(Data entries for graphics)
-=-=-=-=-

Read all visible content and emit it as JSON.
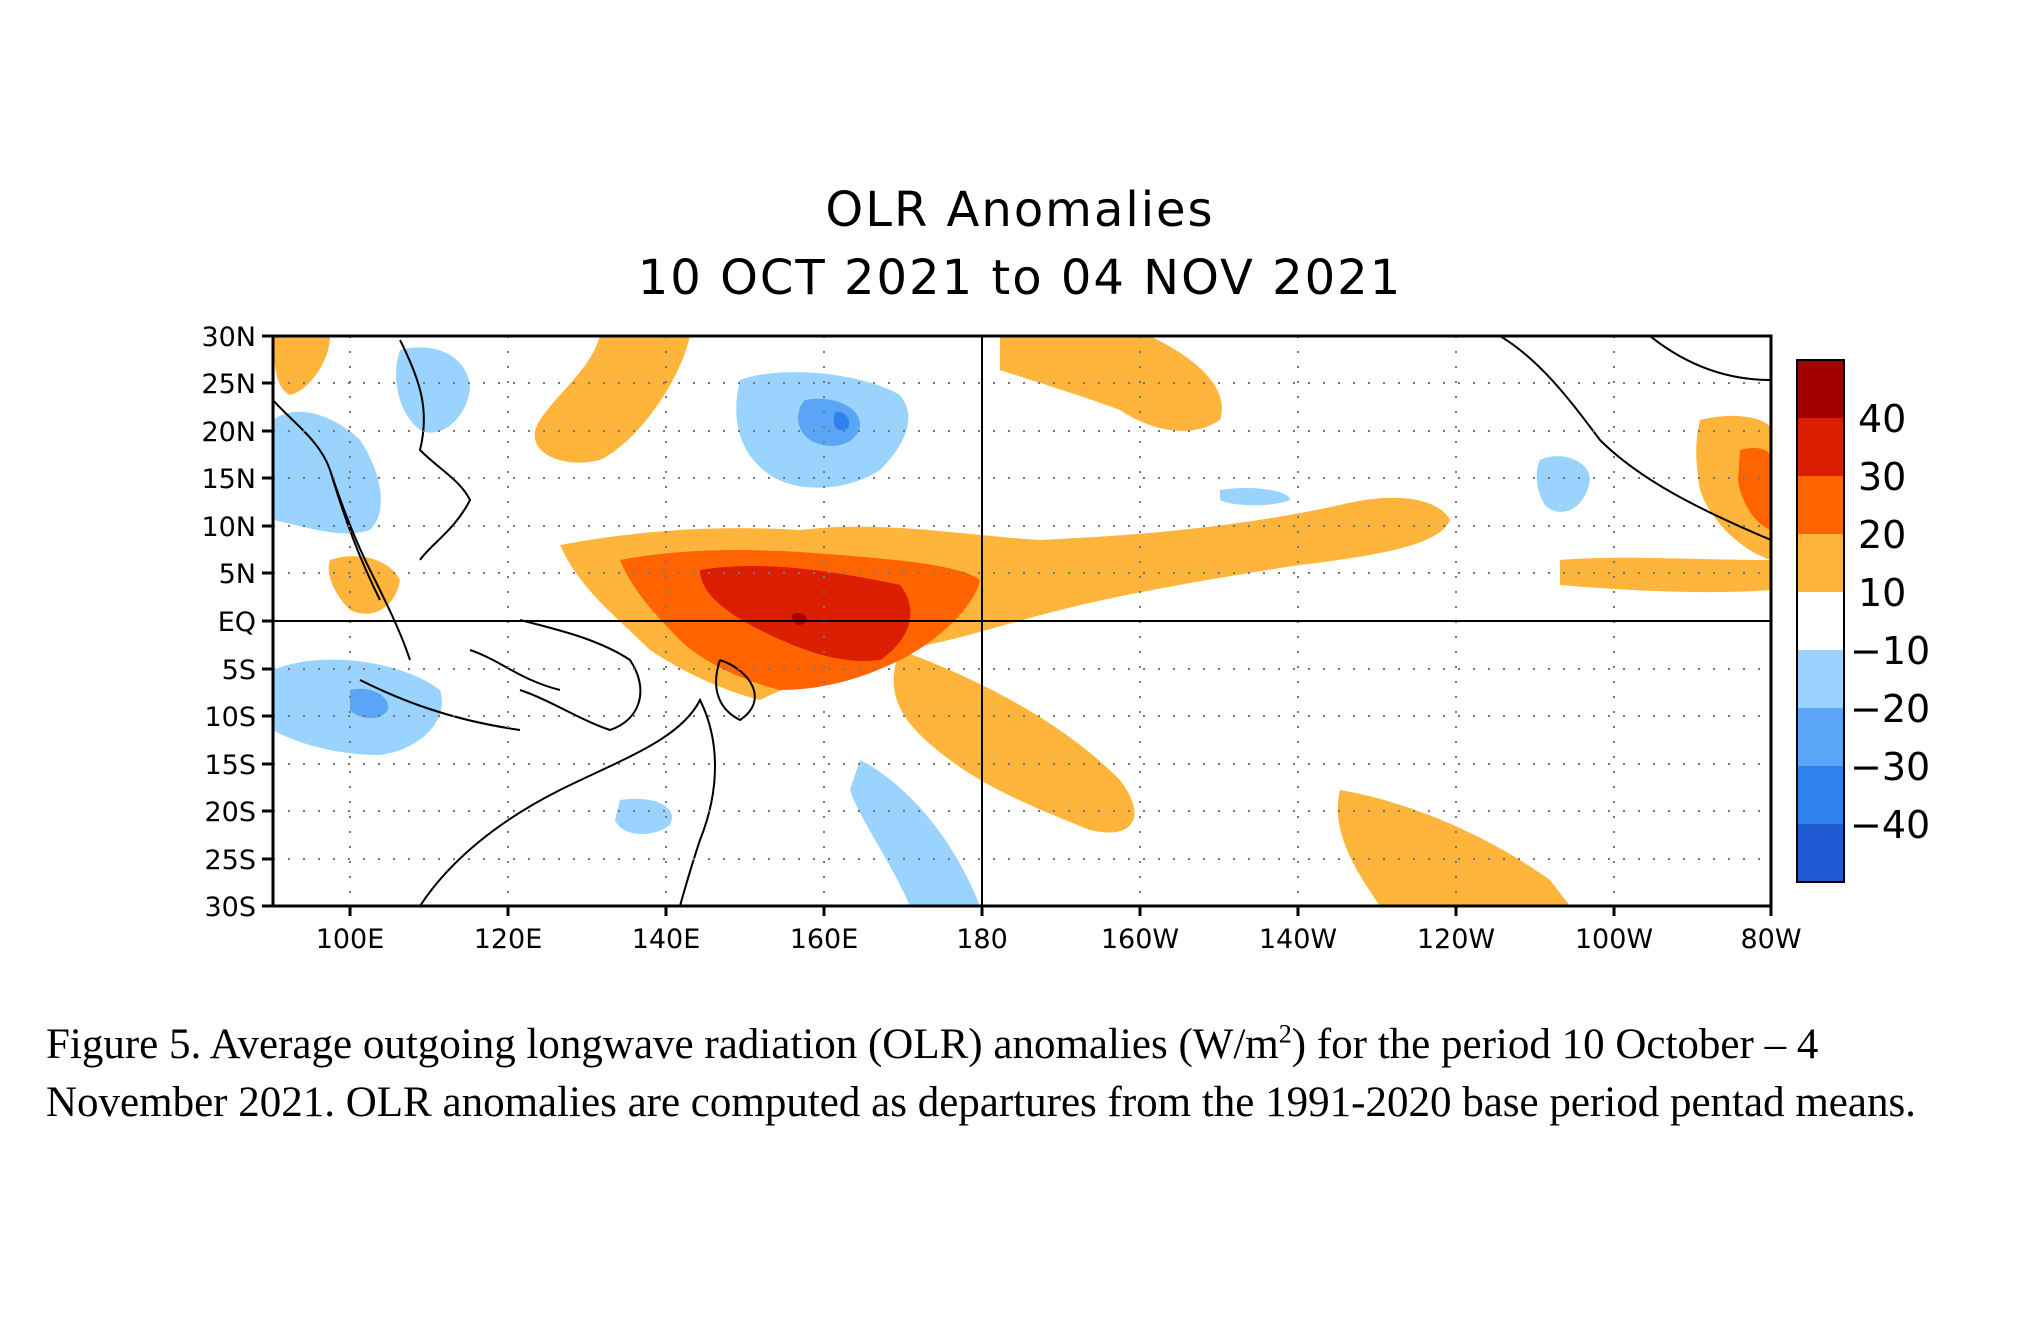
{
  "title": "OLR Anomalies",
  "subtitle": "10 OCT 2021 to 04 NOV 2021",
  "x_ticks": [
    "100E",
    "120E",
    "140E",
    "160E",
    "180",
    "160W",
    "140W",
    "120W",
    "100W",
    "80W"
  ],
  "y_ticks": [
    "30N",
    "25N",
    "20N",
    "15N",
    "10N",
    "5N",
    "EQ",
    "5S",
    "10S",
    "15S",
    "20S",
    "25S",
    "30S"
  ],
  "colorbar": {
    "labels": [
      "40",
      "30",
      "20",
      "10",
      "−10",
      "−20",
      "−30",
      "−40"
    ],
    "colors": [
      "#a50000",
      "#dc1e00",
      "#ff6400",
      "#ffb43c",
      "#ffffff",
      "#9bd3ff",
      "#5aa5f5",
      "#2d82eb",
      "#1e5ad2"
    ]
  },
  "caption": {
    "part1": "Figure 5. Average outgoing longwave radiation (OLR) anomalies (W/m",
    "sup": "2",
    "part2": ") for the period 10 October – 4 November 2021.  OLR anomalies are computed as departures from the 1991-2020 base period pentad means."
  }
}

-=-=-=-=-

- **REQUIREMENTS**
Write the listing above out again exactly, dropping each image.

- **ANSWER FOR THIS EXERCISE**
Read all visible content and emit it as JSON.
{
  "title": "OLR Anomalies",
  "subtitle": "10 OCT 2021 to 04 NOV 2021",
  "x_ticks": [
    "100E",
    "120E",
    "140E",
    "160E",
    "180",
    "160W",
    "140W",
    "120W",
    "100W",
    "80W"
  ],
  "y_ticks": [
    "30N",
    "25N",
    "20N",
    "15N",
    "10N",
    "5N",
    "EQ",
    "5S",
    "10S",
    "15S",
    "20S",
    "25S",
    "30S"
  ],
  "colorbar": {
    "labels": [
      "40",
      "30",
      "20",
      "10",
      "−10",
      "−20",
      "−30",
      "−40"
    ],
    "colors": [
      "#a50000",
      "#dc1e00",
      "#ff6400",
      "#ffb43c",
      "#ffffff",
      "#9bd3ff",
      "#5aa5f5",
      "#2d82eb",
      "#1e5ad2"
    ]
  },
  "caption": {
    "part1": "Figure 5. Average outgoing longwave radiation (OLR) anomalies (W/m",
    "sup": "2",
    "part2": ") for the period 10 October – 4 November 2021.  OLR anomalies are computed as departures from the 1991-2020 base period pentad means."
  }
}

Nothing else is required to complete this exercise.